Registro da marca cupuaçu é anulado no Japão
O
nome da fruta cupuaçu, registrado como marca comercial exclusiva
pela multinacional Asahi Foods, volta a ser reconhecido como
de domínio popular. O Escritório de Marcas e Patentes
do Japão (JPO) anulou no início de março o
registro (concedido em 1998) e nesta semana venceu o prazo para
recorrer da decisão.
O
cancelamento do registro é resultado da campanha de pressão
"O cupuaçu é nosso" (que a ComCiência
acompanhou), liderada pela organização acreana Amazonlink
e pelo Grupo de Trabalho Amazônico (GTA, entidade que representa
mais de 500 ONGs), em parceria com outras entidades governamentais
e não governamentais. As duas entidades comemoraram a anulação
no dia 8 de março em Rio Branco (AC), com um show de bandas
musicais, e em Manaus no dia 10. Agora, estão planejando
as próximas etapas da campanha, voltadas para a anulação
do registro do cupuaçu na Europa e nos Estados Unidos e para
sensibilizar a opinião pública sobre outros casos
de patenteamento ou registro ilegítimo.
Os
argumentos da ação de cancelamento do registro do
cupuaçu, protocolada em março do ano passado, foram
aceitos integralmente pelo JPO. O artigo 3 da lei de marcas do Japão
afirma que uma marca não pode ser registrada caso ela indique
um nome já comum de matérias primas, o que impede
a propriedade exclusiva do nome da fruta. Além disso, o escritório
reconheceu que o nome exclusivo como marca pudesse ser usado até
para indicar óleos e gorduras comestíveis que não
fossem extraídos do verdadeiro cupuaçu, lesando os
consumidores. O Japão negou também o pedido de patente
do processo de extração do óleo da semente
do cupuaçu, que faz o cupulate, um chocolate de cupuaçu:
a Embrapa já patenteou esse mesmo processo em 1990, mesmo
com patente válida somente no território nacional.

→ **ENUNCIADO A**: Transcreva fielmente o trecho da notícia sobre o cupuaçu que começa em "Registro da marca" e termina em "recorrer da decisão.".
→ **ENUNCIADO B**: Quais cidades, países e continentes a notícia sobre o cupuaçu cita pelo nome? Liste cada um uma única vez.
→ **ENUNCIADO C**: Dê sequência à notícia sobre a anulação do registro do cupuaçu no Japão, começando logo depois da última frase apresentada.

→ **ENTRADAS BRUTAS**:

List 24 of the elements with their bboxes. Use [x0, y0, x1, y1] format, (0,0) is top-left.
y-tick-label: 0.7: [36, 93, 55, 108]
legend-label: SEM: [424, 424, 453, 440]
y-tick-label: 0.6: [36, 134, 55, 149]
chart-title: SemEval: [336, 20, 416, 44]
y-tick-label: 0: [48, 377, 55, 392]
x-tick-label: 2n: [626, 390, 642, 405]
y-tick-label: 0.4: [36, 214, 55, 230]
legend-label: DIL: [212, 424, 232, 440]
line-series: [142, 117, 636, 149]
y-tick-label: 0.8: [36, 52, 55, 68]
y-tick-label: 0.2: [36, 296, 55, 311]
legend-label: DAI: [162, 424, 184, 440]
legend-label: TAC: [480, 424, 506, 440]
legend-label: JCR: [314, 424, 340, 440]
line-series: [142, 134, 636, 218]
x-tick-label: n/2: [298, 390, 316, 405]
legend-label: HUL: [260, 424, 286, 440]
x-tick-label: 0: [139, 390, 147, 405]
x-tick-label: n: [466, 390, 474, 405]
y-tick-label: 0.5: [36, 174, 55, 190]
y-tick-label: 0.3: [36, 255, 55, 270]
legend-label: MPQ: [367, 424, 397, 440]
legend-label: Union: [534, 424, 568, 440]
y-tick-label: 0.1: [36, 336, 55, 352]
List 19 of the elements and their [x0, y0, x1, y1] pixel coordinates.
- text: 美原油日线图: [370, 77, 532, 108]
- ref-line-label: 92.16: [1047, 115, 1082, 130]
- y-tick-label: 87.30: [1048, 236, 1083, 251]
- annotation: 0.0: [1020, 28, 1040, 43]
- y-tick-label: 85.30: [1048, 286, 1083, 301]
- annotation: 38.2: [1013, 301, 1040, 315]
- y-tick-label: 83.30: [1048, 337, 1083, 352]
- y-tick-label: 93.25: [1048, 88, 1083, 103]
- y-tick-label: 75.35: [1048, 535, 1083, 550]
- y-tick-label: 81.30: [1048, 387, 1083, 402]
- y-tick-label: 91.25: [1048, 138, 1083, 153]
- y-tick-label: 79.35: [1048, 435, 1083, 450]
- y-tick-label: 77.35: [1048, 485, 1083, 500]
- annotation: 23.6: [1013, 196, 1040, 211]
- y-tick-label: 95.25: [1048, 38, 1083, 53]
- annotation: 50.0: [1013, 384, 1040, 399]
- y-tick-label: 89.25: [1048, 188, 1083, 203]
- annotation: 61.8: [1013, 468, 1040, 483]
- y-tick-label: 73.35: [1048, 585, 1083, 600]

→ **RESPOSTA A**:
Registro da marca cupuaçu é anulado no Japão
O
nome da fruta cupuaçu, registrado como marca comercial exclusiva
pela multinacional Asahi Foods, volta a ser reconhecido como
de domínio popular. O Escritório de Marcas e Patentes
do Japão (JPO) anulou no início de março o
registro (concedido em 1998) e nesta semana venceu o prazo para
recorrer da decisão.

→ **RESPOSTA B**:
Japão
Rio Branco
Manaus
Europa
Estados Unidos

→ **RESPOSTA C**:
"É
uma vitória significativa", - comenta Michael Schmidlehner,
presidente da Amazonlink - "porque abre um precedente: se foi
anulado o registro de uma empresa japonesa no Japão, confiamos
que outros registros, na Europa e nos Estados Unidos, também
sejam negados". O registro do cupuaçu chegou ao conhecimento
da opinião pública brasileira somente em 2002, quando,
ao enviar algumas amostras de cupuaçu para a Alemanha para
avaliar possibilidades de comercialização, foi descoberto
que o nome da fruta estava registrado como marca nos EUA, Europa
e Japão e que o processo de produção do cupulate
estava sendo patenteado.
"No
nível simbólico" - explica Schmidlehner - "esta
anulação representa um passo importante porque demonstra
que a sociedade civil pode exercer pressão e obter que sejam
tomadas providências efetivas contra registros e patentes
ilegítimas. A campanha serviu também para que muitas
pessoas tomassem conhecimento da existência desses registros
e fossem sensibilizadas sobre o assunto da biopirataria. Mas temos
ainda muito caminho a fazer".
O governo brasileiro está promovendo, de acordo com informações
do presidente da Amazonlink, uma ação oficial para
pedir a anulação do registro na Oficina de Armonizacion
del Mercado Interior (Oami), o escritório de registros
da União Européia. Segundo ele, já foi enviado
ao Itamaraty uma documentação que será útil
para anular o registro do cupuaçu nos Estados Unidos e na
Europa. Há ainda outra ação no Escritório
Europeu de Patentes para pedir a anulação da patente
sobre o processo de produção do cupulate. "Pretendemos
demonstrar a ilegitimidade da patente, por duas razões: existe
um processo tradicional de produção do cupulate e
a Embrapa já patenteou no Brasil os processos industriais
de extração de óleos a partir do cupuaçu.
Nos Estados Unidos foi registrada a mesma marca e pedida a patente.
Em parceria com o GTA, estamos avaliando como agir", conclui
Schmidlehner.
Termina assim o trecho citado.